Exercise task
Give only one thing: the number of lines that include the word "JSON".

(Excerpts from a figure dataset)
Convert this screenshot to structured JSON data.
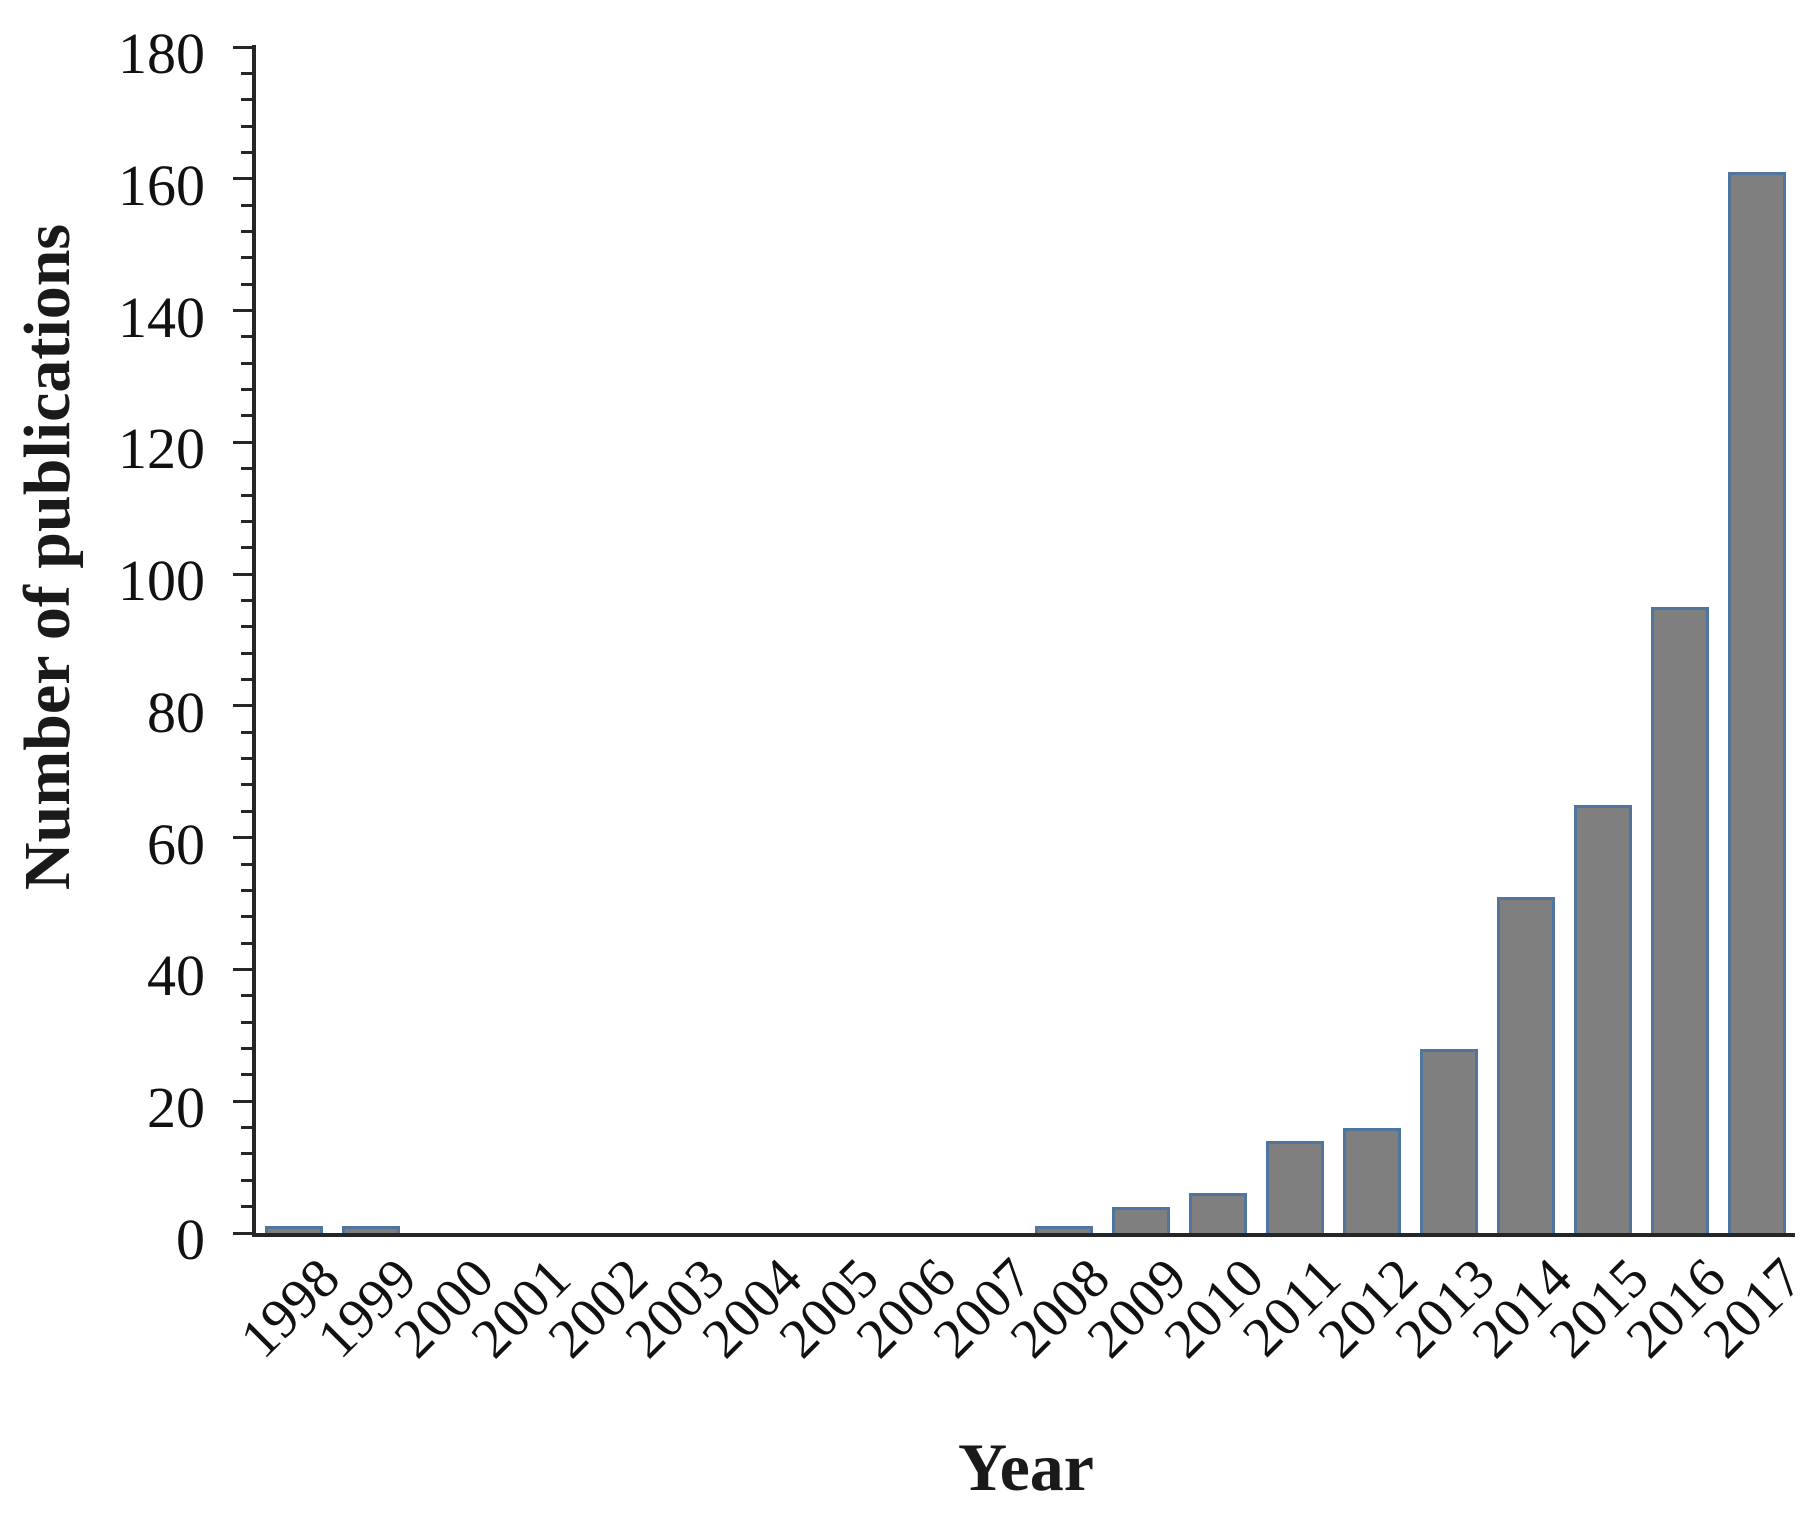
{
  "chart_data": {
    "type": "bar",
    "title": "",
    "xlabel": "Year",
    "ylabel": "Number of publications",
    "categories": [
      "1998",
      "1999",
      "2000",
      "2001",
      "2002",
      "2003",
      "2004",
      "2005",
      "2006",
      "2007",
      "2008",
      "2009",
      "2010",
      "2011",
      "2012",
      "2013",
      "2014",
      "2015",
      "2016",
      "2017"
    ],
    "values": [
      1,
      1,
      0,
      0,
      0,
      0,
      0,
      0,
      0,
      0,
      1,
      4,
      6,
      14,
      16,
      28,
      51,
      65,
      95,
      161
    ],
    "ylim": [
      0,
      180
    ],
    "ytick_interval": 20,
    "yminor_tick_interval": 4,
    "ytick_labels": [
      "0",
      "20",
      "40",
      "60",
      "80",
      "100",
      "120",
      "140",
      "160",
      "180"
    ],
    "grid": false,
    "legend": null,
    "bar_fill_color": "#7f7f7f",
    "bar_border_color": "#50769f",
    "axis_color": "#262626",
    "text_color": "#111111"
  }
}
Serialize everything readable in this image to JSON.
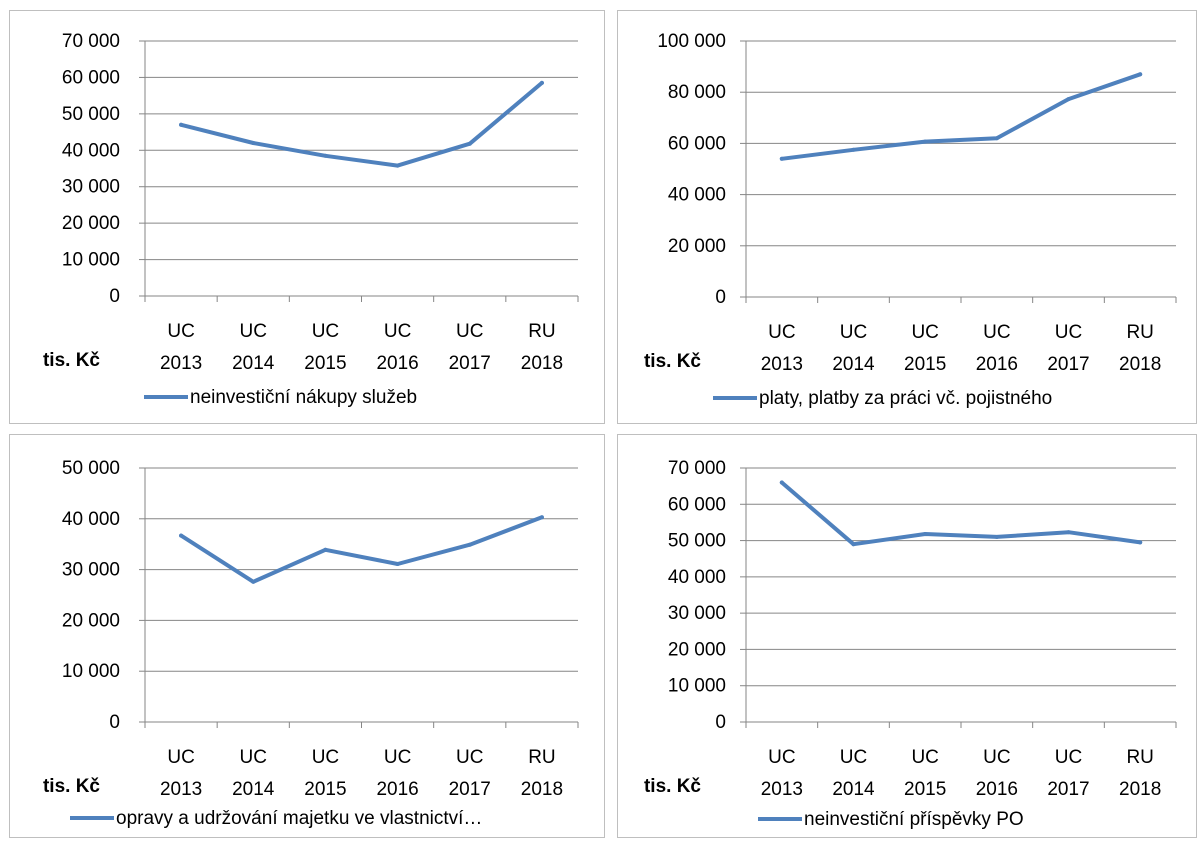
{
  "chart_data": [
    {
      "type": "line",
      "categories": [
        [
          "UC",
          "2013"
        ],
        [
          "UC",
          "2014"
        ],
        [
          "UC",
          "2015"
        ],
        [
          "UC",
          "2016"
        ],
        [
          "UC",
          "2017"
        ],
        [
          "RU",
          "2018"
        ]
      ],
      "unit_label": "tis. Kč",
      "ylim": [
        0,
        70000
      ],
      "ytick_step": 10000,
      "yticks": [
        "0",
        "10 000",
        "20 000",
        "30 000",
        "40 000",
        "50 000",
        "60 000",
        "70 000"
      ],
      "series": [
        {
          "name": "neinvestiční nákupy služeb",
          "values": [
            47000,
            42000,
            38500,
            35800,
            41800,
            58500
          ]
        }
      ],
      "legend": "bottom",
      "grid": true
    },
    {
      "type": "line",
      "categories": [
        [
          "UC",
          "2013"
        ],
        [
          "UC",
          "2014"
        ],
        [
          "UC",
          "2015"
        ],
        [
          "UC",
          "2016"
        ],
        [
          "UC",
          "2017"
        ],
        [
          "RU",
          "2018"
        ]
      ],
      "unit_label": "tis. Kč",
      "ylim": [
        0,
        100000
      ],
      "ytick_step": 20000,
      "yticks": [
        "0",
        "20 000",
        "40 000",
        "60 000",
        "80 000",
        "100 000"
      ],
      "series": [
        {
          "name": "platy, platby za práci vč. pojistného",
          "values": [
            54000,
            57500,
            60700,
            62000,
            77300,
            87000
          ]
        }
      ],
      "legend": "bottom",
      "grid": true
    },
    {
      "type": "line",
      "categories": [
        [
          "UC",
          "2013"
        ],
        [
          "UC",
          "2014"
        ],
        [
          "UC",
          "2015"
        ],
        [
          "UC",
          "2016"
        ],
        [
          "UC",
          "2017"
        ],
        [
          "RU",
          "2018"
        ]
      ],
      "unit_label": "tis. Kč",
      "ylim": [
        0,
        50000
      ],
      "ytick_step": 10000,
      "yticks": [
        "0",
        "10 000",
        "20 000",
        "30 000",
        "40 000",
        "50 000"
      ],
      "series": [
        {
          "name": "opravy a udržování majetku ve vlastnictví…",
          "values": [
            36700,
            27600,
            33900,
            31100,
            34900,
            40300
          ]
        }
      ],
      "legend": "bottom",
      "grid": true
    },
    {
      "type": "line",
      "categories": [
        [
          "UC",
          "2013"
        ],
        [
          "UC",
          "2014"
        ],
        [
          "UC",
          "2015"
        ],
        [
          "UC",
          "2016"
        ],
        [
          "UC",
          "2017"
        ],
        [
          "RU",
          "2018"
        ]
      ],
      "unit_label": "tis. Kč",
      "ylim": [
        0,
        70000
      ],
      "ytick_step": 10000,
      "yticks": [
        "0",
        "10 000",
        "20 000",
        "30 000",
        "40 000",
        "50 000",
        "60 000",
        "70 000"
      ],
      "series": [
        {
          "name": "neinvestiční příspěvky PO",
          "values": [
            66000,
            49000,
            51800,
            51000,
            52300,
            49500
          ]
        }
      ],
      "legend": "bottom",
      "grid": true
    }
  ],
  "colors": {
    "line": "#4f81bd",
    "grid": "#868686",
    "axis": "#868686",
    "border": "#bfbfbf"
  }
}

Full answer
2